■ Preguntas por responder:
[1] Copia el texto sobre Patrice Lawrence desde "A los 18 años, Patrice" hasta "de la organización.", ambos incluidos, y sustituye "beca" por "subvención".
[2] Responde estas preguntas con datos del texto sobre Patrice Lawrence:
(a) ¿Desde qué país llegó Lawrence a Roanoke?
(b) ¿En qué obtuvo su licenciatura?
(c) ¿Cuántos años trabajó como niñera, tutora y asistente de salud en el hogar?
[3] Continúa el texto sobre Patrice Lawrence a partir de su última oración.

■ Texto del documento:
____
Patrice Lawrence, del Distrito de Columbia

A los 18 años, Patrice Lawrence llegó a Roanoke, Virginia, desde Jamaica después de ganar una beca para asistir a la Universidad Hollins. Después de graduarse con honores y obtener una licenciatura en ciencias políticas y filosofía, se mudó a Washington, D.C., para trabajar para The Links, Inc., una organización de mujeres negras profesionales que se ofrecen como voluntarias al servicio de las comunidades negras. Luego, Lawrence consiguió un trabajo con USA for UNHCR, una extensión sin fines de lucro del Alto Comisionado de las Naciones Unidas para los Refugiados, y esperaba obtener una nueva visa a través de la organización.

“Habíamos estado en conversaciones durante mucho tiempo para que me patrocinaran, pero esa perspectiva de visa fracasó”, dice. “Estaba segura de que algo más saldría bien. Entonces mi visa expiró”. Lawrence pasó los siguientes cinco años como niñera, tutora y asistente de salud en el hogar, trabajando para familias desde Nueva York hasta Ohio y Michigan.
____
■ Datos de origen:

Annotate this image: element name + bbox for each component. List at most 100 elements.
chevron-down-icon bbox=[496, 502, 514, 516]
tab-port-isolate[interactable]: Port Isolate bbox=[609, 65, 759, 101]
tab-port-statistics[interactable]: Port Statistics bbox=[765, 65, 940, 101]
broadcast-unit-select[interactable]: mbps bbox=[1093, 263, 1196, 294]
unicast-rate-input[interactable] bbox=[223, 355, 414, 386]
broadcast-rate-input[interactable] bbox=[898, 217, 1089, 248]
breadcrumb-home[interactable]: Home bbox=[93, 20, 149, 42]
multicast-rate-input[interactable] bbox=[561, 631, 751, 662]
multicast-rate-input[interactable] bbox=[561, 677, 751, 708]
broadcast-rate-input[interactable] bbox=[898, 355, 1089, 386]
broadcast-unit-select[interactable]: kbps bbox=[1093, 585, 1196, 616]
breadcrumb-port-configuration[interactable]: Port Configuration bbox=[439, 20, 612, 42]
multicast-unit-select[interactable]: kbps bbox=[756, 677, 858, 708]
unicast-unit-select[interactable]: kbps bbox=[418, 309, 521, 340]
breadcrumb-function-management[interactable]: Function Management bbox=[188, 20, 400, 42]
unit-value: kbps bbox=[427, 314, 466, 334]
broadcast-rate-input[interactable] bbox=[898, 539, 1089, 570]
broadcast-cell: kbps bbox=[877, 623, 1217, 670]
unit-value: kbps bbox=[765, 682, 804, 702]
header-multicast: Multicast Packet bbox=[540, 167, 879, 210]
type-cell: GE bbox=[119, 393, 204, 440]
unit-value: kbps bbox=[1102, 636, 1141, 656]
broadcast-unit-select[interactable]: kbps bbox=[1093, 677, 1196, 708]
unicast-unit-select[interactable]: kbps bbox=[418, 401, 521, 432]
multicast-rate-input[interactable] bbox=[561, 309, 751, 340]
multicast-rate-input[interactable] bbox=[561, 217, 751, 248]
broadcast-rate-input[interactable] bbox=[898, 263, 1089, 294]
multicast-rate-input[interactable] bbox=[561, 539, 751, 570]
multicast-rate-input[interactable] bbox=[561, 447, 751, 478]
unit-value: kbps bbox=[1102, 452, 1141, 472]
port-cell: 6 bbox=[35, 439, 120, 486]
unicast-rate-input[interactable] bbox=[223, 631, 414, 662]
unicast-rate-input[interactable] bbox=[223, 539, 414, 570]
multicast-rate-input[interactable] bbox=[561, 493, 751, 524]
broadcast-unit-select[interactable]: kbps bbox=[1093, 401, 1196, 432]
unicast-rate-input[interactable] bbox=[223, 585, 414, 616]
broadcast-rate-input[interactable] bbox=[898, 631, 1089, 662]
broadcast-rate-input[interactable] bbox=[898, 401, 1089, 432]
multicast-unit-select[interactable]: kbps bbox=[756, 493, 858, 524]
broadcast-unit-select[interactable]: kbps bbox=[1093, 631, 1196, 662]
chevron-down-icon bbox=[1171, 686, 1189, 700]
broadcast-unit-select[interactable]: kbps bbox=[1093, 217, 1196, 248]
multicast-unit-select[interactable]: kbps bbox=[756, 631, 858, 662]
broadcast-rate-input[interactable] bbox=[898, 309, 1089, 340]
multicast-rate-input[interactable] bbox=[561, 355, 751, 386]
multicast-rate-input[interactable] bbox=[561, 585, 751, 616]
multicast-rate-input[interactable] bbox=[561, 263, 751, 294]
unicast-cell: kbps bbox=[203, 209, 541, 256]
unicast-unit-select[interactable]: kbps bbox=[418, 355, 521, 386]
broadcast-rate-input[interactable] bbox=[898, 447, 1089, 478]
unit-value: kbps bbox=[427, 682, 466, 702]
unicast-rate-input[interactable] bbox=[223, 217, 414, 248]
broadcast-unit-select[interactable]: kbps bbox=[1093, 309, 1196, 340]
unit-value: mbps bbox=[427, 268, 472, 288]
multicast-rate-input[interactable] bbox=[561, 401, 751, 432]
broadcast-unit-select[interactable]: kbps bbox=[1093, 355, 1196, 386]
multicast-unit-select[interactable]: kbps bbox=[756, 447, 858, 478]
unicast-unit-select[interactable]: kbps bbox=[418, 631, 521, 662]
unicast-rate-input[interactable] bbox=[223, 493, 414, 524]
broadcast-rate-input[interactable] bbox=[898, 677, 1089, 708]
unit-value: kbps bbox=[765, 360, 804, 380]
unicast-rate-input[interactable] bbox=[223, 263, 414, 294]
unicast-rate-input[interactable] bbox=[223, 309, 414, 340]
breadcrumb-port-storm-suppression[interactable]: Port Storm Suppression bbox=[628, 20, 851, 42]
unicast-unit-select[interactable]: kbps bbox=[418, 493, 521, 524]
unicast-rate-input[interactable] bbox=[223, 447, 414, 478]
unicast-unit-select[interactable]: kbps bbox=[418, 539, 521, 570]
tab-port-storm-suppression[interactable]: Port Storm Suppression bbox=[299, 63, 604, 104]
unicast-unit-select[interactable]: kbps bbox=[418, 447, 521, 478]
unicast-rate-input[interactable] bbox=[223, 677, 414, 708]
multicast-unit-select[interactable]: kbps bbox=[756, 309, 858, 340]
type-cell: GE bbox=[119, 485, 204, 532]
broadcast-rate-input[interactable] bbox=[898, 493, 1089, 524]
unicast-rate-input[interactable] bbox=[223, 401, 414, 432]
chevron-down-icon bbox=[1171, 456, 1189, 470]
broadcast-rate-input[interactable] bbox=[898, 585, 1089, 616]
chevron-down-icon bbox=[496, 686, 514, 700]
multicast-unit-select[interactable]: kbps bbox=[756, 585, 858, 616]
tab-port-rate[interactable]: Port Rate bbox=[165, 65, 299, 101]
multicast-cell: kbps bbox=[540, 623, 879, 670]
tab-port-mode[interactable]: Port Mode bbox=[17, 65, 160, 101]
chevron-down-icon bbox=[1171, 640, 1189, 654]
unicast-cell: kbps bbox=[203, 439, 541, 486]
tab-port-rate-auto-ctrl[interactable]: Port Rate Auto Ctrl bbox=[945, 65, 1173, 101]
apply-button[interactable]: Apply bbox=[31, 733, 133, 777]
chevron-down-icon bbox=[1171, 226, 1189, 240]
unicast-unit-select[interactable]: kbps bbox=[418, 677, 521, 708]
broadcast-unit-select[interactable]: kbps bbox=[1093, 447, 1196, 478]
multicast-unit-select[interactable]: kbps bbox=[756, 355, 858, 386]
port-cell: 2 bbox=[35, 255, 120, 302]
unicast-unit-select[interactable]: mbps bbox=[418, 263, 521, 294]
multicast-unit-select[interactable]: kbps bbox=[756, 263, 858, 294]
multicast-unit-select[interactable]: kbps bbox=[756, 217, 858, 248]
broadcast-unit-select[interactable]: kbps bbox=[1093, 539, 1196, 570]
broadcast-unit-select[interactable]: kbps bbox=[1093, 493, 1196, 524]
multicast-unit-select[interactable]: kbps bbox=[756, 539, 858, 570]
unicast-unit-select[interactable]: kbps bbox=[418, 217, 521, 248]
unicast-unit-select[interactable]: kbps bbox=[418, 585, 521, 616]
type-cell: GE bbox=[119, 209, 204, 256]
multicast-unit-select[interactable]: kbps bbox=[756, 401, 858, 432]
____
■ Respuestas por punto:
[1]
A los 18 años, Patrice Lawrence llegó a Roanoke, Virginia, desde Jamaica después de ganar una subvención para asistir a la Universidad Hollins. Después de graduarse con honores y obtener una licenciatura en ciencias políticas y filosofía, se mudó a Washington, D.C., para trabajar para The Links, Inc., una organización de mujeres negras profesionales que se ofrecen como voluntarias al servicio de las comunidades negras. Luego, Lawrence consiguió un trabajo con USA for UNHCR, una extensión sin fines de lucro del Alto Comisionado de las Naciones Unidas para los Refugiados, y esperaba obtener una nueva visa a través de la organización.

[2]
(a) Desde Jamaica.
(b) En ciencias políticas y filosofía.
(c) Cinco años.

[3]
Al igual que Lawrence, casi la mitad de los 11 millones de inmigrantes indocumentados son personas que se han quedado más allá del tiempo autorizado en su visa. “Estoy segura de que muchos no sabían las consecuencias de lo que estaban haciendo en ese momento, o conocían las consecuencias, pero también conocían la alternativa y decidieron que valía la pena”, dice. “Sabía lo que había en casa, la situación económica de mi familia. Valió la pena el riesgo”.

En 2016, Lawrence y sus amigos comenzaron a sentar las bases de una nueva organización, una que abogaría por personas como ellos y disiparía la noción de que la inmigración es solo un problema latino. Estados Unidos alberga actualmente a unos 630.000 inmigrantes negros indocumentados. “Y luchan por sobrevivir todos los días”, dice Lawrence, quien dejó el trabajo de niñera en Michigan al año siguiente para regresar a D.C. como parte del equipo de liderazgo central de UndocuBlack Network, donde ahora es codirectora. “Estamos realmente interesados en asegurarnos de que se escuche la narrativa de inmigración de las personas negras indocumentadas, y estamos cambiando esa apariencia”.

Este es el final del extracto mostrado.